** Start Data shown **

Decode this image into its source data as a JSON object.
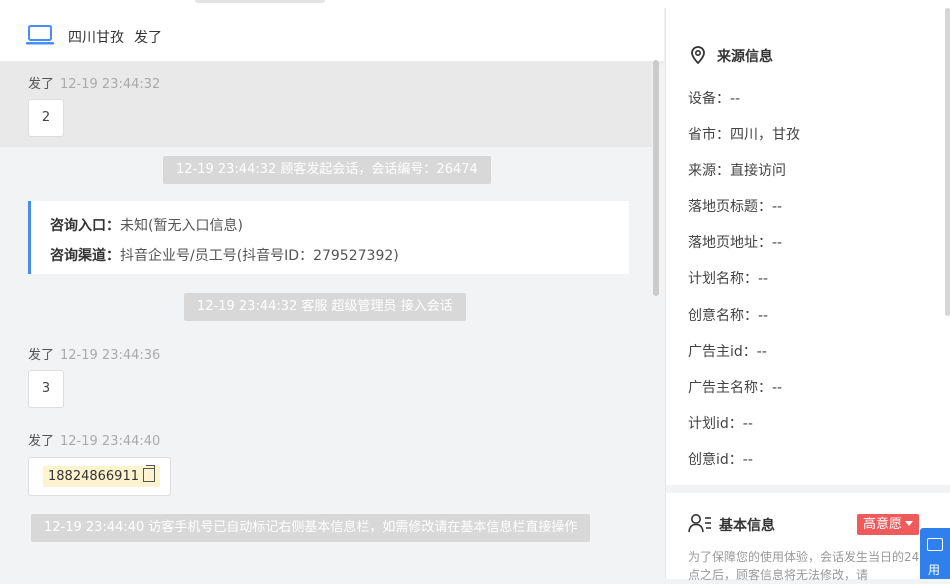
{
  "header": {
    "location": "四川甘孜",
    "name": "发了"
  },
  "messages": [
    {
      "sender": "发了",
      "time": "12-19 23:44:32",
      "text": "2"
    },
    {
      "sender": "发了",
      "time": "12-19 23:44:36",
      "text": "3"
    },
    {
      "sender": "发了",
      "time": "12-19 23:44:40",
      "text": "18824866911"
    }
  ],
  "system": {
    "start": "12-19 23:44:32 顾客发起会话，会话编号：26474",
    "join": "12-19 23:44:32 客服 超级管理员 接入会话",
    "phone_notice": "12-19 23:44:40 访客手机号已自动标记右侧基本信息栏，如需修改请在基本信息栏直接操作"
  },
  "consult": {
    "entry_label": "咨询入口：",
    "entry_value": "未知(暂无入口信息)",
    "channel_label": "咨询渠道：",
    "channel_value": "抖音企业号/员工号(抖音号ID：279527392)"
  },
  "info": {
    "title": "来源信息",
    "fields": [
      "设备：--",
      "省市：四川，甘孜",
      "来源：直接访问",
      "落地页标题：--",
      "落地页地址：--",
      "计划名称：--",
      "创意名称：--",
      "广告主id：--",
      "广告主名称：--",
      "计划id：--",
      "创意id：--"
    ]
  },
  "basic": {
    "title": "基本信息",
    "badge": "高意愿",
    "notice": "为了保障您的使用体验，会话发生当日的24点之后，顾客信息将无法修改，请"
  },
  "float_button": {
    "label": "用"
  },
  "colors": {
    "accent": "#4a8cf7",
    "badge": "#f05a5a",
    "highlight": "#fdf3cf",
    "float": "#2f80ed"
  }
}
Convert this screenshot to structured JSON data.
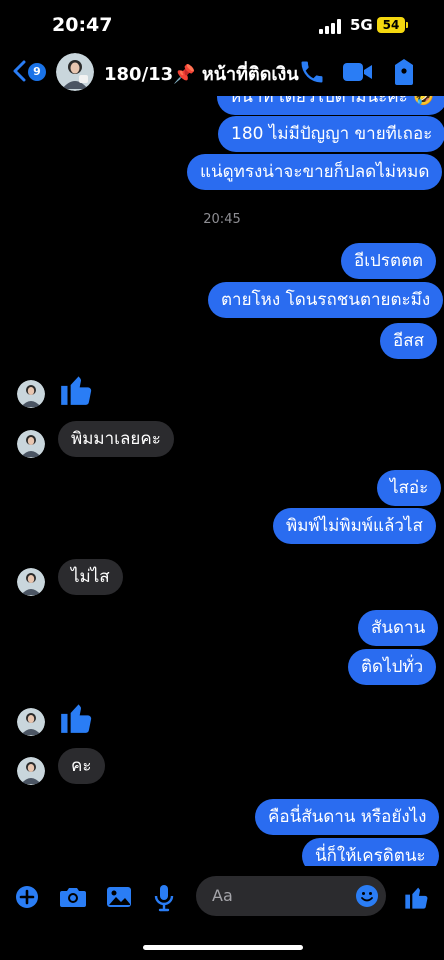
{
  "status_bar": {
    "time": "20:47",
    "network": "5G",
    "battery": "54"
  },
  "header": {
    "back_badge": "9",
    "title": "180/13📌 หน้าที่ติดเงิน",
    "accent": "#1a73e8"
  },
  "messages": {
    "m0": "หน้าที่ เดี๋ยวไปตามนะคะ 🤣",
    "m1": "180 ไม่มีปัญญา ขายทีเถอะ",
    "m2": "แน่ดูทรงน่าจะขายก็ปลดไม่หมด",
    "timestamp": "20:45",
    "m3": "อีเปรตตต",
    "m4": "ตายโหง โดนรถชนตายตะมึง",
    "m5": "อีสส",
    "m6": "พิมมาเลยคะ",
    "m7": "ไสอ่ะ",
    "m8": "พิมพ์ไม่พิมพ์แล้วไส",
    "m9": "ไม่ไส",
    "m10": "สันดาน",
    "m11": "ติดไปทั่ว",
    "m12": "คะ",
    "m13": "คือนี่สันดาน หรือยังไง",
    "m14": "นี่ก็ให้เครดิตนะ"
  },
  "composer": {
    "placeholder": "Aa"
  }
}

** End Data shown **

Exercise:
Extract each line holding the string "JSON".

Answer to this exercise:
Decode this image into its source data as a JSON object.
Convert this screenshot to structured JSON data.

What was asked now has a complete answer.